Output each line exactly as it appears, skipping any embedded picture.

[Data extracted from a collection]
· · · ·

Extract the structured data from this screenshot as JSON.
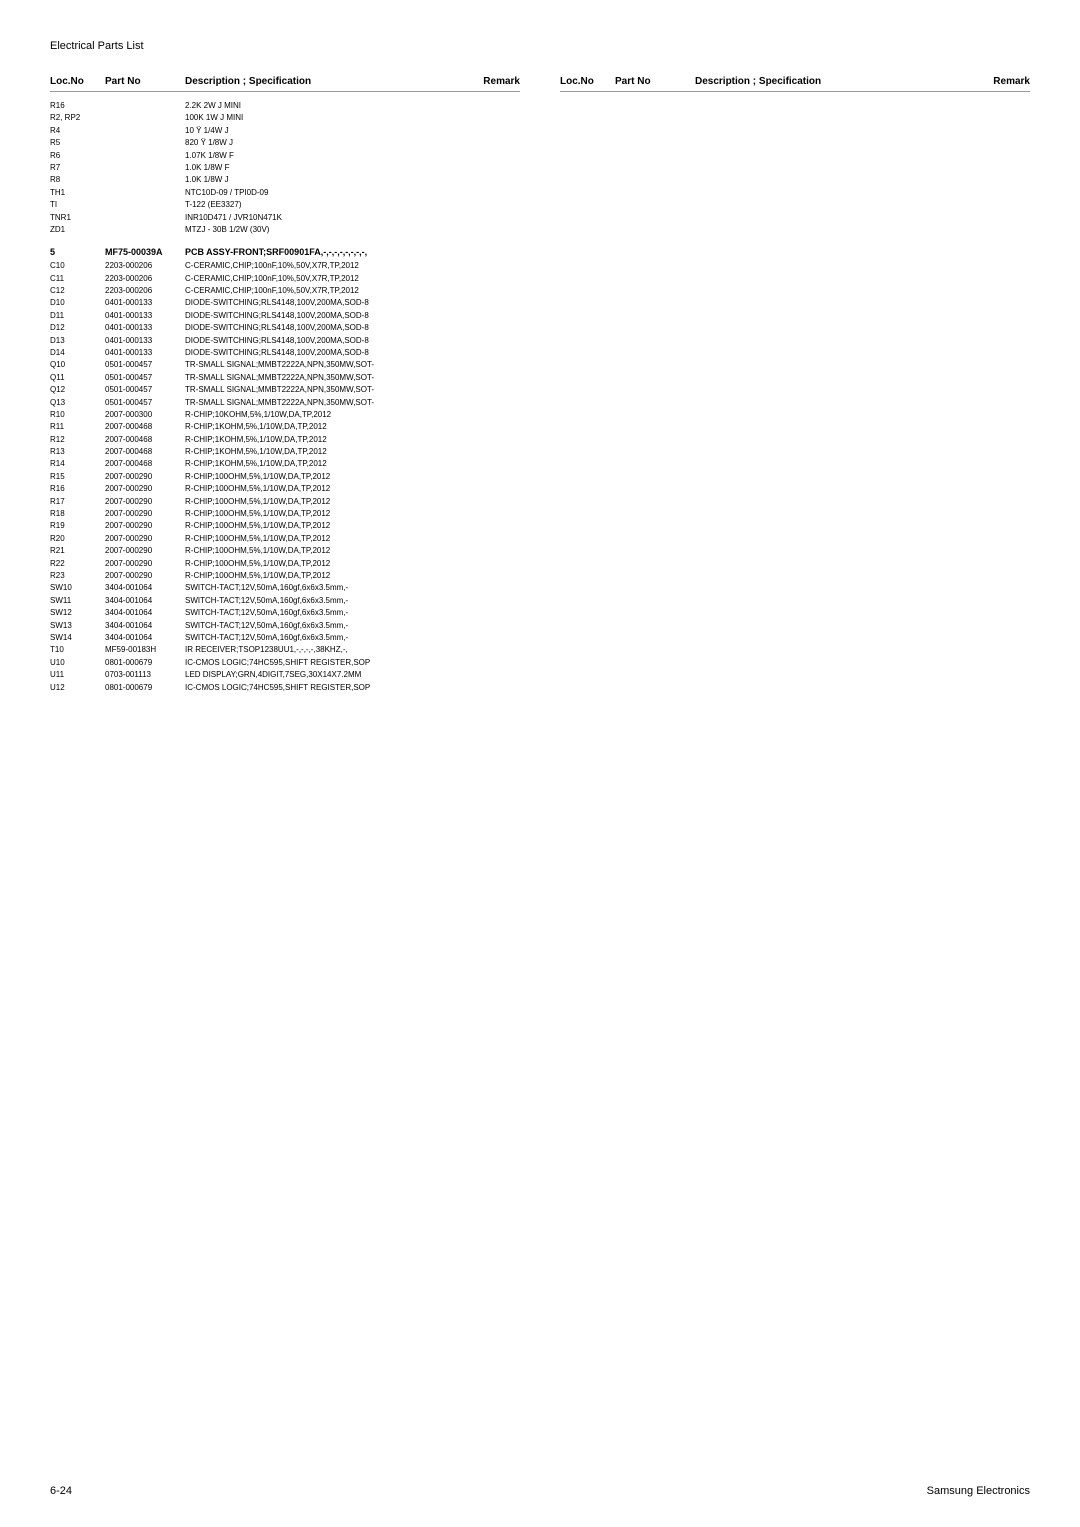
{
  "title": "Electrical Parts List",
  "headers": {
    "loc": "Loc.No",
    "part": "Part No",
    "desc": "Description ; Specification",
    "remark": "Remark"
  },
  "rows_a": [
    {
      "loc": "R16",
      "part": "",
      "desc": "2.2K 2W J MINI"
    },
    {
      "loc": "R2, RP2",
      "part": "",
      "desc": "100K 1W J MINI"
    },
    {
      "loc": "R4",
      "part": "",
      "desc": "10 Ÿ 1/4W J"
    },
    {
      "loc": "R5",
      "part": "",
      "desc": "820 Ÿ 1/8W J"
    },
    {
      "loc": "R6",
      "part": "",
      "desc": "1.07K 1/8W F"
    },
    {
      "loc": "R7",
      "part": "",
      "desc": "1.0K 1/8W F"
    },
    {
      "loc": "R8",
      "part": "",
      "desc": "1.0K 1/8W J"
    },
    {
      "loc": "TH1",
      "part": "",
      "desc": "NTC10D-09 / TPI0D-09"
    },
    {
      "loc": "TI",
      "part": "",
      "desc": "T-122 (EE3327)"
    },
    {
      "loc": "TNR1",
      "part": "",
      "desc": "INR10D471 / JVR10N471K"
    },
    {
      "loc": "ZD1",
      "part": "",
      "desc": "MTZJ - 30B 1/2W (30V)"
    }
  ],
  "section": {
    "loc": "5",
    "part": "MF75-00039A",
    "desc": "PCB ASSY-FRONT;SRF00901FA,-,-,-,-,-,-,-,-,"
  },
  "rows_b": [
    {
      "loc": "C10",
      "part": "2203-000206",
      "desc": "C-CERAMIC,CHIP;100nF,10%,50V,X7R,TP,2012"
    },
    {
      "loc": "C11",
      "part": "2203-000206",
      "desc": "C-CERAMIC,CHIP;100nF,10%,50V,X7R,TP,2012"
    },
    {
      "loc": "C12",
      "part": "2203-000206",
      "desc": "C-CERAMIC,CHIP;100nF,10%,50V,X7R,TP,2012"
    },
    {
      "loc": "D10",
      "part": "0401-000133",
      "desc": "DIODE-SWITCHING;RLS4148,100V,200MA,SOD-8"
    },
    {
      "loc": "D11",
      "part": "0401-000133",
      "desc": "DIODE-SWITCHING;RLS4148,100V,200MA,SOD-8"
    },
    {
      "loc": "D12",
      "part": "0401-000133",
      "desc": "DIODE-SWITCHING;RLS4148,100V,200MA,SOD-8"
    },
    {
      "loc": "D13",
      "part": "0401-000133",
      "desc": "DIODE-SWITCHING;RLS4148,100V,200MA,SOD-8"
    },
    {
      "loc": "D14",
      "part": "0401-000133",
      "desc": "DIODE-SWITCHING;RLS4148,100V,200MA,SOD-8"
    },
    {
      "loc": "Q10",
      "part": "0501-000457",
      "desc": "TR-SMALL SIGNAL;MMBT2222A,NPN,350MW,SOT-"
    },
    {
      "loc": "Q11",
      "part": "0501-000457",
      "desc": "TR-SMALL SIGNAL;MMBT2222A,NPN,350MW,SOT-"
    },
    {
      "loc": "Q12",
      "part": "0501-000457",
      "desc": "TR-SMALL SIGNAL;MMBT2222A,NPN,350MW,SOT-"
    },
    {
      "loc": "Q13",
      "part": "0501-000457",
      "desc": "TR-SMALL SIGNAL;MMBT2222A,NPN,350MW,SOT-"
    },
    {
      "loc": "R10",
      "part": "2007-000300",
      "desc": "R-CHIP;10KOHM,5%,1/10W,DA,TP,2012"
    },
    {
      "loc": "R11",
      "part": "2007-000468",
      "desc": "R-CHIP;1KOHM,5%,1/10W,DA,TP,2012"
    },
    {
      "loc": "R12",
      "part": "2007-000468",
      "desc": "R-CHIP;1KOHM,5%,1/10W,DA,TP,2012"
    },
    {
      "loc": "R13",
      "part": "2007-000468",
      "desc": "R-CHIP;1KOHM,5%,1/10W,DA,TP,2012"
    },
    {
      "loc": "R14",
      "part": "2007-000468",
      "desc": "R-CHIP;1KOHM,5%,1/10W,DA,TP,2012"
    },
    {
      "loc": "R15",
      "part": "2007-000290",
      "desc": "R-CHIP;100OHM,5%,1/10W,DA,TP,2012"
    },
    {
      "loc": "R16",
      "part": "2007-000290",
      "desc": "R-CHIP;100OHM,5%,1/10W,DA,TP,2012"
    },
    {
      "loc": "R17",
      "part": "2007-000290",
      "desc": "R-CHIP;100OHM,5%,1/10W,DA,TP,2012"
    },
    {
      "loc": "R18",
      "part": "2007-000290",
      "desc": "R-CHIP;100OHM,5%,1/10W,DA,TP,2012"
    },
    {
      "loc": "R19",
      "part": "2007-000290",
      "desc": "R-CHIP;100OHM,5%,1/10W,DA,TP,2012"
    },
    {
      "loc": "R20",
      "part": "2007-000290",
      "desc": "R-CHIP;100OHM,5%,1/10W,DA,TP,2012"
    },
    {
      "loc": "R21",
      "part": "2007-000290",
      "desc": "R-CHIP;100OHM,5%,1/10W,DA,TP,2012"
    },
    {
      "loc": "R22",
      "part": "2007-000290",
      "desc": "R-CHIP;100OHM,5%,1/10W,DA,TP,2012"
    },
    {
      "loc": "R23",
      "part": "2007-000290",
      "desc": "R-CHIP;100OHM,5%,1/10W,DA,TP,2012"
    },
    {
      "loc": "SW10",
      "part": "3404-001064",
      "desc": "SWITCH-TACT;12V,50mA,160gf,6x6x3.5mm,-"
    },
    {
      "loc": "SW11",
      "part": "3404-001064",
      "desc": "SWITCH-TACT;12V,50mA,160gf,6x6x3.5mm,-"
    },
    {
      "loc": "SW12",
      "part": "3404-001064",
      "desc": "SWITCH-TACT;12V,50mA,160gf,6x6x3.5mm,-"
    },
    {
      "loc": "SW13",
      "part": "3404-001064",
      "desc": "SWITCH-TACT;12V,50mA,160gf,6x6x3.5mm,-"
    },
    {
      "loc": "SW14",
      "part": "3404-001064",
      "desc": "SWITCH-TACT;12V,50mA,160gf,6x6x3.5mm,-"
    },
    {
      "loc": "T10",
      "part": "MF59-00183H",
      "desc": "IR RECEIVER;TSOP1238UU1,-,-,-,-,38KHZ,-,"
    },
    {
      "loc": "U10",
      "part": "0801-000679",
      "desc": "IC-CMOS LOGIC;74HC595,SHIFT REGISTER,SOP"
    },
    {
      "loc": "U11",
      "part": "0703-001113",
      "desc": "LED DISPLAY;GRN,4DIGIT,7SEG,30X14X7.2MM"
    },
    {
      "loc": "U12",
      "part": "0801-000679",
      "desc": "IC-CMOS LOGIC;74HC595,SHIFT REGISTER,SOP"
    }
  ],
  "footer": {
    "left": "6-24",
    "right": "Samsung Electronics"
  }
}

· · · ·

The reply ▸
Extract the structured data from this screenshot as JSON.
{
  "title": "Electrical Parts List",
  "headers": {
    "loc": "Loc.No",
    "part": "Part No",
    "desc": "Description ; Specification",
    "remark": "Remark"
  },
  "rows_a": [
    {
      "loc": "R16",
      "part": "",
      "desc": "2.2K 2W J MINI"
    },
    {
      "loc": "R2, RP2",
      "part": "",
      "desc": "100K 1W J MINI"
    },
    {
      "loc": "R4",
      "part": "",
      "desc": "10 Ÿ 1/4W J"
    },
    {
      "loc": "R5",
      "part": "",
      "desc": "820 Ÿ 1/8W J"
    },
    {
      "loc": "R6",
      "part": "",
      "desc": "1.07K 1/8W F"
    },
    {
      "loc": "R7",
      "part": "",
      "desc": "1.0K 1/8W F"
    },
    {
      "loc": "R8",
      "part": "",
      "desc": "1.0K 1/8W J"
    },
    {
      "loc": "TH1",
      "part": "",
      "desc": "NTC10D-09 / TPI0D-09"
    },
    {
      "loc": "TI",
      "part": "",
      "desc": "T-122 (EE3327)"
    },
    {
      "loc": "TNR1",
      "part": "",
      "desc": "INR10D471 / JVR10N471K"
    },
    {
      "loc": "ZD1",
      "part": "",
      "desc": "MTZJ - 30B 1/2W (30V)"
    }
  ],
  "section": {
    "loc": "5",
    "part": "MF75-00039A",
    "desc": "PCB ASSY-FRONT;SRF00901FA,-,-,-,-,-,-,-,-,"
  },
  "rows_b": [
    {
      "loc": "C10",
      "part": "2203-000206",
      "desc": "C-CERAMIC,CHIP;100nF,10%,50V,X7R,TP,2012"
    },
    {
      "loc": "C11",
      "part": "2203-000206",
      "desc": "C-CERAMIC,CHIP;100nF,10%,50V,X7R,TP,2012"
    },
    {
      "loc": "C12",
      "part": "2203-000206",
      "desc": "C-CERAMIC,CHIP;100nF,10%,50V,X7R,TP,2012"
    },
    {
      "loc": "D10",
      "part": "0401-000133",
      "desc": "DIODE-SWITCHING;RLS4148,100V,200MA,SOD-8"
    },
    {
      "loc": "D11",
      "part": "0401-000133",
      "desc": "DIODE-SWITCHING;RLS4148,100V,200MA,SOD-8"
    },
    {
      "loc": "D12",
      "part": "0401-000133",
      "desc": "DIODE-SWITCHING;RLS4148,100V,200MA,SOD-8"
    },
    {
      "loc": "D13",
      "part": "0401-000133",
      "desc": "DIODE-SWITCHING;RLS4148,100V,200MA,SOD-8"
    },
    {
      "loc": "D14",
      "part": "0401-000133",
      "desc": "DIODE-SWITCHING;RLS4148,100V,200MA,SOD-8"
    },
    {
      "loc": "Q10",
      "part": "0501-000457",
      "desc": "TR-SMALL SIGNAL;MMBT2222A,NPN,350MW,SOT-"
    },
    {
      "loc": "Q11",
      "part": "0501-000457",
      "desc": "TR-SMALL SIGNAL;MMBT2222A,NPN,350MW,SOT-"
    },
    {
      "loc": "Q12",
      "part": "0501-000457",
      "desc": "TR-SMALL SIGNAL;MMBT2222A,NPN,350MW,SOT-"
    },
    {
      "loc": "Q13",
      "part": "0501-000457",
      "desc": "TR-SMALL SIGNAL;MMBT2222A,NPN,350MW,SOT-"
    },
    {
      "loc": "R10",
      "part": "2007-000300",
      "desc": "R-CHIP;10KOHM,5%,1/10W,DA,TP,2012"
    },
    {
      "loc": "R11",
      "part": "2007-000468",
      "desc": "R-CHIP;1KOHM,5%,1/10W,DA,TP,2012"
    },
    {
      "loc": "R12",
      "part": "2007-000468",
      "desc": "R-CHIP;1KOHM,5%,1/10W,DA,TP,2012"
    },
    {
      "loc": "R13",
      "part": "2007-000468",
      "desc": "R-CHIP;1KOHM,5%,1/10W,DA,TP,2012"
    },
    {
      "loc": "R14",
      "part": "2007-000468",
      "desc": "R-CHIP;1KOHM,5%,1/10W,DA,TP,2012"
    },
    {
      "loc": "R15",
      "part": "2007-000290",
      "desc": "R-CHIP;100OHM,5%,1/10W,DA,TP,2012"
    },
    {
      "loc": "R16",
      "part": "2007-000290",
      "desc": "R-CHIP;100OHM,5%,1/10W,DA,TP,2012"
    },
    {
      "loc": "R17",
      "part": "2007-000290",
      "desc": "R-CHIP;100OHM,5%,1/10W,DA,TP,2012"
    },
    {
      "loc": "R18",
      "part": "2007-000290",
      "desc": "R-CHIP;100OHM,5%,1/10W,DA,TP,2012"
    },
    {
      "loc": "R19",
      "part": "2007-000290",
      "desc": "R-CHIP;100OHM,5%,1/10W,DA,TP,2012"
    },
    {
      "loc": "R20",
      "part": "2007-000290",
      "desc": "R-CHIP;100OHM,5%,1/10W,DA,TP,2012"
    },
    {
      "loc": "R21",
      "part": "2007-000290",
      "desc": "R-CHIP;100OHM,5%,1/10W,DA,TP,2012"
    },
    {
      "loc": "R22",
      "part": "2007-000290",
      "desc": "R-CHIP;100OHM,5%,1/10W,DA,TP,2012"
    },
    {
      "loc": "R23",
      "part": "2007-000290",
      "desc": "R-CHIP;100OHM,5%,1/10W,DA,TP,2012"
    },
    {
      "loc": "SW10",
      "part": "3404-001064",
      "desc": "SWITCH-TACT;12V,50mA,160gf,6x6x3.5mm,-"
    },
    {
      "loc": "SW11",
      "part": "3404-001064",
      "desc": "SWITCH-TACT;12V,50mA,160gf,6x6x3.5mm,-"
    },
    {
      "loc": "SW12",
      "part": "3404-001064",
      "desc": "SWITCH-TACT;12V,50mA,160gf,6x6x3.5mm,-"
    },
    {
      "loc": "SW13",
      "part": "3404-001064",
      "desc": "SWITCH-TACT;12V,50mA,160gf,6x6x3.5mm,-"
    },
    {
      "loc": "SW14",
      "part": "3404-001064",
      "desc": "SWITCH-TACT;12V,50mA,160gf,6x6x3.5mm,-"
    },
    {
      "loc": "T10",
      "part": "MF59-00183H",
      "desc": "IR RECEIVER;TSOP1238UU1,-,-,-,-,38KHZ,-,"
    },
    {
      "loc": "U10",
      "part": "0801-000679",
      "desc": "IC-CMOS LOGIC;74HC595,SHIFT REGISTER,SOP"
    },
    {
      "loc": "U11",
      "part": "0703-001113",
      "desc": "LED DISPLAY;GRN,4DIGIT,7SEG,30X14X7.2MM"
    },
    {
      "loc": "U12",
      "part": "0801-000679",
      "desc": "IC-CMOS LOGIC;74HC595,SHIFT REGISTER,SOP"
    }
  ],
  "footer": {
    "left": "6-24",
    "right": "Samsung Electronics"
  }
}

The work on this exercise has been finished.